Records that describe figures:
>>>

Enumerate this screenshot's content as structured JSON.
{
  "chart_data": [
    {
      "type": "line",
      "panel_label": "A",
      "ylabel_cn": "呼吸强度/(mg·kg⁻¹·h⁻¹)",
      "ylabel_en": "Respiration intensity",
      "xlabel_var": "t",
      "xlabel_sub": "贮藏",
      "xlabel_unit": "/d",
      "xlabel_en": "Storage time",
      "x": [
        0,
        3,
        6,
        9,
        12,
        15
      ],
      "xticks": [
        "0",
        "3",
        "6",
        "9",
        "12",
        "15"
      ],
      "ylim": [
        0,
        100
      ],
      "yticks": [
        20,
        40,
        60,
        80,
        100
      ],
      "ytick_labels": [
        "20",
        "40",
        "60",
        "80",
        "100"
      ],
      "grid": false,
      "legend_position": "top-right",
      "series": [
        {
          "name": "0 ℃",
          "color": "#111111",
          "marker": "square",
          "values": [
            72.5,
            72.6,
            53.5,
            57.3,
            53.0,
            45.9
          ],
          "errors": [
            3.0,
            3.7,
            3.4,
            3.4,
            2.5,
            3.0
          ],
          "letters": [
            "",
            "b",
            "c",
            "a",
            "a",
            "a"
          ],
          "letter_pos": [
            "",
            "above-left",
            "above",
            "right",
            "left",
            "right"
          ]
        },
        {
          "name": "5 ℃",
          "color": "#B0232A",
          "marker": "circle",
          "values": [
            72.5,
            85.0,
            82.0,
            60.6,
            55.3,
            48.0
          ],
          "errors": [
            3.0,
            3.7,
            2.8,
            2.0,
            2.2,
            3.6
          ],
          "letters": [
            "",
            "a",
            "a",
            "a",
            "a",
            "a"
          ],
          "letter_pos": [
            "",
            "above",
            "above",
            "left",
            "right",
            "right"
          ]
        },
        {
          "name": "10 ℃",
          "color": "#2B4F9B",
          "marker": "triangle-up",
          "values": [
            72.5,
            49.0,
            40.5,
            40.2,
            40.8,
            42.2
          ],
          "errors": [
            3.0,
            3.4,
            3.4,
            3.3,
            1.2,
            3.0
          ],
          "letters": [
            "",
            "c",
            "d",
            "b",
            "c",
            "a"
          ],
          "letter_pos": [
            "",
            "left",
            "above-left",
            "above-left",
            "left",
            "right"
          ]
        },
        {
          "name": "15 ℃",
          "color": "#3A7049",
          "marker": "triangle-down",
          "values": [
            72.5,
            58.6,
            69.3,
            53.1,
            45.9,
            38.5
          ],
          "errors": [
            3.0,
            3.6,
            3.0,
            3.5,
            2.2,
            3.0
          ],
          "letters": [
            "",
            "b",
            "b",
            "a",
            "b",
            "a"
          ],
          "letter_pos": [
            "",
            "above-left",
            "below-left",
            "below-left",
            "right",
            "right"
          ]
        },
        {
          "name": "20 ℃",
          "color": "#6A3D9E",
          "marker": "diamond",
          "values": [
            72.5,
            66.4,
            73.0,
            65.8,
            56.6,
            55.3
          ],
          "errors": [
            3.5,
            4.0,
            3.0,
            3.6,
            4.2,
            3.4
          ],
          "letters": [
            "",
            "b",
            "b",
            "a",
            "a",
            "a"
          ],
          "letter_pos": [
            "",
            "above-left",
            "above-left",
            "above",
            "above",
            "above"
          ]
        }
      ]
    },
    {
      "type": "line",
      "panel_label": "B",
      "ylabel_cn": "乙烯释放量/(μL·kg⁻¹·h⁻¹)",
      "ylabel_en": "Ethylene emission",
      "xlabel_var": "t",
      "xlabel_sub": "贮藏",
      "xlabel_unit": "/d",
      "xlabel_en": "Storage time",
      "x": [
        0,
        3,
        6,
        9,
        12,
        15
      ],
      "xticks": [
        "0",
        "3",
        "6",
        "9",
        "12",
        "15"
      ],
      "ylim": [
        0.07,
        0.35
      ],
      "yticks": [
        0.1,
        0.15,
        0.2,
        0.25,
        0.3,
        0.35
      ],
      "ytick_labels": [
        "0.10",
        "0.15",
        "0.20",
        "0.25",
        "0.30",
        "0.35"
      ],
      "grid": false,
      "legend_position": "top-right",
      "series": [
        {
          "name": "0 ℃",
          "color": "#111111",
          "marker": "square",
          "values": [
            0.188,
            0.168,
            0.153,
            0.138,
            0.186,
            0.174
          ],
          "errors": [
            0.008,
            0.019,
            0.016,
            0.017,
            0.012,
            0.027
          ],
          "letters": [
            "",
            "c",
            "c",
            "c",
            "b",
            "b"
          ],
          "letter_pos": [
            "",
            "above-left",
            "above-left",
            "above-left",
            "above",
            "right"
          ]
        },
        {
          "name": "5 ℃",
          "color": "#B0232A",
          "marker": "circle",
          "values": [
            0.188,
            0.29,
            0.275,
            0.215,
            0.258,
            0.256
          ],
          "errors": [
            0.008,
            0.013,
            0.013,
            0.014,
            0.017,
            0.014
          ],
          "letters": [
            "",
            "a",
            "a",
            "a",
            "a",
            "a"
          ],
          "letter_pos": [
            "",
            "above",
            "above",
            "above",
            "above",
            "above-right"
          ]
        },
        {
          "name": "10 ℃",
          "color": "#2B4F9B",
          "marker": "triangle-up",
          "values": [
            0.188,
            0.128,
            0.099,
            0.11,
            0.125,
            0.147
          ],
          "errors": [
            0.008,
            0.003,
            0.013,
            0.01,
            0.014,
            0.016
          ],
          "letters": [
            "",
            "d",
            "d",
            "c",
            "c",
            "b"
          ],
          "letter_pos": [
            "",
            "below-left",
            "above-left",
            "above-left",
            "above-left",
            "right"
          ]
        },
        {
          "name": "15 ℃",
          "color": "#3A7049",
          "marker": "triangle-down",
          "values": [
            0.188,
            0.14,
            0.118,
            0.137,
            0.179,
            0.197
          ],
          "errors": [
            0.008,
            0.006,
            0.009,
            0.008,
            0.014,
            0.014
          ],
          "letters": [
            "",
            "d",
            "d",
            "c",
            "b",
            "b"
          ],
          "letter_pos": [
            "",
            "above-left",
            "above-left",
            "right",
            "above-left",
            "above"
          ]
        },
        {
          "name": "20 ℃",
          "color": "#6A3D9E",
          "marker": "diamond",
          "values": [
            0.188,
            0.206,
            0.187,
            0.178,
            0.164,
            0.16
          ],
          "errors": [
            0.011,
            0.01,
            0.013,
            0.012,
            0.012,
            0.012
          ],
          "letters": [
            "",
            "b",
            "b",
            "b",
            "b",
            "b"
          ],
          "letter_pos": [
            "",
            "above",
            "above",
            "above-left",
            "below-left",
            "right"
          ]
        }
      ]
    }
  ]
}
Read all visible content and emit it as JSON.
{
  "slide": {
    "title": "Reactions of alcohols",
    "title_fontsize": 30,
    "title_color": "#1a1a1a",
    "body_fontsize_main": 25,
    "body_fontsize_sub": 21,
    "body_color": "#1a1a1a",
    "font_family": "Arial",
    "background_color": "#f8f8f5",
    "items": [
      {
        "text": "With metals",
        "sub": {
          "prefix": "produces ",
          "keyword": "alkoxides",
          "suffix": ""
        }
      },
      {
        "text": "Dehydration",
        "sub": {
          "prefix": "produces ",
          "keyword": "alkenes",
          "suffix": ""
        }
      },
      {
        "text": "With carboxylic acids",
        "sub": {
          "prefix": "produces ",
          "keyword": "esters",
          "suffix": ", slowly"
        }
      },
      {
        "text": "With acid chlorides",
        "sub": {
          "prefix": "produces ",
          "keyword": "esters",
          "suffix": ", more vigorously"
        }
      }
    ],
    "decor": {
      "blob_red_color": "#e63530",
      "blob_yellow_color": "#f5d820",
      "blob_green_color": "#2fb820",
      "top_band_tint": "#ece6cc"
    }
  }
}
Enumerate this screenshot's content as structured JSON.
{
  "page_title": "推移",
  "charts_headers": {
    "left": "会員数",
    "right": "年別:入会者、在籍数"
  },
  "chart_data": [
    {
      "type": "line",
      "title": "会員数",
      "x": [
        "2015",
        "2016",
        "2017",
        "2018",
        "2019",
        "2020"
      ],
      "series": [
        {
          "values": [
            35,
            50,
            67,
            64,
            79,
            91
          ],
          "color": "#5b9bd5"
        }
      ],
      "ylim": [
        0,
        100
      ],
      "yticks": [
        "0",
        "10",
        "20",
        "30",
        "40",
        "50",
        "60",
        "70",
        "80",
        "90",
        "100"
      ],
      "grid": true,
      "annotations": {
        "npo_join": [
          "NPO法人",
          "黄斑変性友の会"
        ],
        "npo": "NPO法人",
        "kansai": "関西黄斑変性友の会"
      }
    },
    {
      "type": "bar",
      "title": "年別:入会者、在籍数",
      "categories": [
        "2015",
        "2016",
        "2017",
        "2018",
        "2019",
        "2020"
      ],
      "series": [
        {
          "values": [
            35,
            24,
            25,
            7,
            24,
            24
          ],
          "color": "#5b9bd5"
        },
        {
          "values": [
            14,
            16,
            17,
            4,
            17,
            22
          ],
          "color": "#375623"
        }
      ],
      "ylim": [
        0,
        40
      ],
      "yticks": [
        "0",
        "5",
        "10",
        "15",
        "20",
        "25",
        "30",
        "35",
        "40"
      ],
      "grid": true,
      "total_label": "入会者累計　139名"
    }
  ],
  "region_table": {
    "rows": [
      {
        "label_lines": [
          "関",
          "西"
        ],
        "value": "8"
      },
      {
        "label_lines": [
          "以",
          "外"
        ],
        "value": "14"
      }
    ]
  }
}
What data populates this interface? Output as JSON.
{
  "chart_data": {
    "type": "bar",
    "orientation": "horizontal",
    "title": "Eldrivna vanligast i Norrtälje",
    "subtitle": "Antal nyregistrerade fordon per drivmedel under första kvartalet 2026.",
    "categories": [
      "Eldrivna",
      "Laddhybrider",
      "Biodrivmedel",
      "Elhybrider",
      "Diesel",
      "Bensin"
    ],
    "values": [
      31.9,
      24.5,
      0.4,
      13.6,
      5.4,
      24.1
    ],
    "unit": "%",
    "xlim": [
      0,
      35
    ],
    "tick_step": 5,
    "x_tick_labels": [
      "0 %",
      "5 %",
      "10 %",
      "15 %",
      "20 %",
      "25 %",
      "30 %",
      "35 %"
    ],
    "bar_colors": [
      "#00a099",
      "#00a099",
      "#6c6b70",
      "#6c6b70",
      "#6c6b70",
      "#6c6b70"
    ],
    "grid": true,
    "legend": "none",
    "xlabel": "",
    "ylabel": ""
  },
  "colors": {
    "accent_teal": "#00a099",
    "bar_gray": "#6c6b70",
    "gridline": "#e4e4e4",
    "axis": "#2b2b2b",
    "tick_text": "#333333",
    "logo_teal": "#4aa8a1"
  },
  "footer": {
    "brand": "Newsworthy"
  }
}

<<<

**Exercise details:** Show each line holding the word "With".

**Finished task:**
        "text": "With metals",
        "text": "With carboxylic acids",
        "text": "With acid chlorides",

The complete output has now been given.